**EXERCISE DIRECTIONS**
Can you output the material exactly as written, minus any pictures it holds?

**SUPPLIED MATERIAL**
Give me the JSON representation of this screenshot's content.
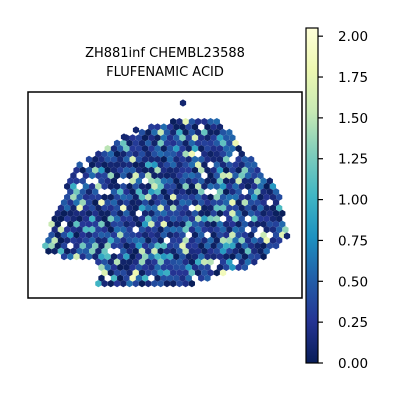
{
  "chart_data": {
    "type": "heatmap",
    "subtype": "hexbin spatial expression map",
    "title_lines": [
      "ZH881inf CHEMBL23588",
      "FLUFENAMIC ACID"
    ],
    "xlabel": "",
    "ylabel": "",
    "axis_ticks_visible": false,
    "grid": false,
    "colormap": "YlGnBu_r",
    "colorbar": {
      "position": "right",
      "range": [
        0.0,
        2.05
      ],
      "ticks": [
        0.0,
        0.25,
        0.5,
        0.75,
        1.0,
        1.25,
        1.5,
        1.75,
        2.0
      ],
      "tick_labels": [
        "0.00",
        "0.25",
        "0.50",
        "0.75",
        "1.00",
        "1.25",
        "1.50",
        "1.75",
        "2.00"
      ]
    },
    "value_distribution": {
      "most_common_range": [
        0.0,
        0.6
      ],
      "scattered_highs_range": [
        0.8,
        1.6
      ],
      "max_observed": 1.9
    },
    "colors": {
      "low": "#081d58",
      "mid": "#1d91c0",
      "high": "#ffffd9"
    }
  }
}
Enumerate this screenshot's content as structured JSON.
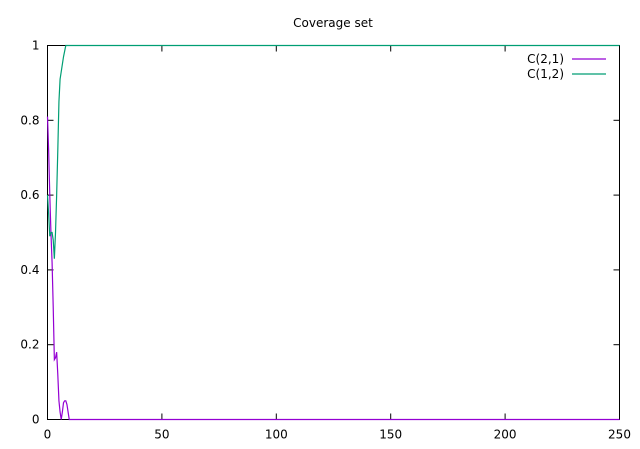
{
  "chart_data": {
    "type": "line",
    "title": "Coverage set",
    "xlabel": "",
    "ylabel": "",
    "xlim": [
      0,
      250
    ],
    "ylim": [
      0,
      1
    ],
    "grid": false,
    "legend_position": "top-right",
    "x_ticks": [
      0,
      50,
      100,
      150,
      200,
      250
    ],
    "y_ticks": [
      0,
      0.2,
      0.4,
      0.6,
      0.8,
      1
    ],
    "series": [
      {
        "name": "C(2,1)",
        "color": "#9400d3",
        "x": [
          0,
          0.5,
          1,
          1.5,
          2,
          2.5,
          3,
          3.5,
          4,
          4.5,
          5,
          5.5,
          6,
          6.5,
          7,
          7.5,
          8,
          8.5,
          9,
          9.5,
          10,
          250
        ],
        "y": [
          0.81,
          0.72,
          0.6,
          0.5,
          0.42,
          0.3,
          0.16,
          0.165,
          0.18,
          0.12,
          0.05,
          0.02,
          0,
          0.02,
          0.045,
          0.05,
          0.05,
          0.04,
          0.02,
          0,
          0,
          0
        ]
      },
      {
        "name": "C(1,2)",
        "color": "#009e73",
        "x": [
          0,
          0.5,
          1,
          1.5,
          2,
          2.5,
          3,
          3.5,
          4,
          4.5,
          5,
          5.5,
          6,
          7,
          8,
          9,
          10,
          250
        ],
        "y": [
          0.6,
          0.55,
          0.49,
          0.5,
          0.5,
          0.48,
          0.43,
          0.5,
          0.6,
          0.72,
          0.85,
          0.91,
          0.93,
          0.97,
          1,
          1,
          1,
          1
        ]
      }
    ]
  }
}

**SOLUTION TO THIS EXERCISE**
Give me the JSON representation of this screenshot's content.
{
  "chart_data": {
    "type": "heatmap",
    "subtype": "hexbin spatial expression map",
    "title_lines": [
      "ZH881inf CHEMBL23588",
      "FLUFENAMIC ACID"
    ],
    "xlabel": "",
    "ylabel": "",
    "axis_ticks_visible": false,
    "grid": false,
    "colormap": "YlGnBu_r",
    "colorbar": {
      "position": "right",
      "range": [
        0.0,
        2.05
      ],
      "ticks": [
        0.0,
        0.25,
        0.5,
        0.75,
        1.0,
        1.25,
        1.5,
        1.75,
        2.0
      ],
      "tick_labels": [
        "0.00",
        "0.25",
        "0.50",
        "0.75",
        "1.00",
        "1.25",
        "1.50",
        "1.75",
        "2.00"
      ]
    },
    "value_distribution": {
      "most_common_range": [
        0.0,
        0.6
      ],
      "scattered_highs_range": [
        0.8,
        1.6
      ],
      "max_observed": 1.9
    },
    "colors": {
      "low": "#081d58",
      "mid": "#1d91c0",
      "high": "#ffffd9"
    }
  }
}
Enumerate this screenshot's content as structured JSON.
{
  "chart_data": {
    "type": "line",
    "title": "Coverage set",
    "xlabel": "",
    "ylabel": "",
    "xlim": [
      0,
      250
    ],
    "ylim": [
      0,
      1
    ],
    "grid": false,
    "legend_position": "top-right",
    "x_ticks": [
      0,
      50,
      100,
      150,
      200,
      250
    ],
    "y_ticks": [
      0,
      0.2,
      0.4,
      0.6,
      0.8,
      1
    ],
    "series": [
      {
        "name": "C(2,1)",
        "color": "#9400d3",
        "x": [
          0,
          0.5,
          1,
          1.5,
          2,
          2.5,
          3,
          3.5,
          4,
          4.5,
          5,
          5.5,
          6,
          6.5,
          7,
          7.5,
          8,
          8.5,
          9,
          9.5,
          10,
          250
        ],
        "y": [
          0.81,
          0.72,
          0.6,
          0.5,
          0.42,
          0.3,
          0.16,
          0.165,
          0.18,
          0.12,
          0.05,
          0.02,
          0,
          0.02,
          0.045,
          0.05,
          0.05,
          0.04,
          0.02,
          0,
          0,
          0
        ]
      },
      {
        "name": "C(1,2)",
        "color": "#009e73",
        "x": [
          0,
          0.5,
          1,
          1.5,
          2,
          2.5,
          3,
          3.5,
          4,
          4.5,
          5,
          5.5,
          6,
          7,
          8,
          9,
          10,
          250
        ],
        "y": [
          0.6,
          0.55,
          0.49,
          0.5,
          0.5,
          0.48,
          0.43,
          0.5,
          0.6,
          0.72,
          0.85,
          0.91,
          0.93,
          0.97,
          1,
          1,
          1,
          1
        ]
      }
    ]
  }
}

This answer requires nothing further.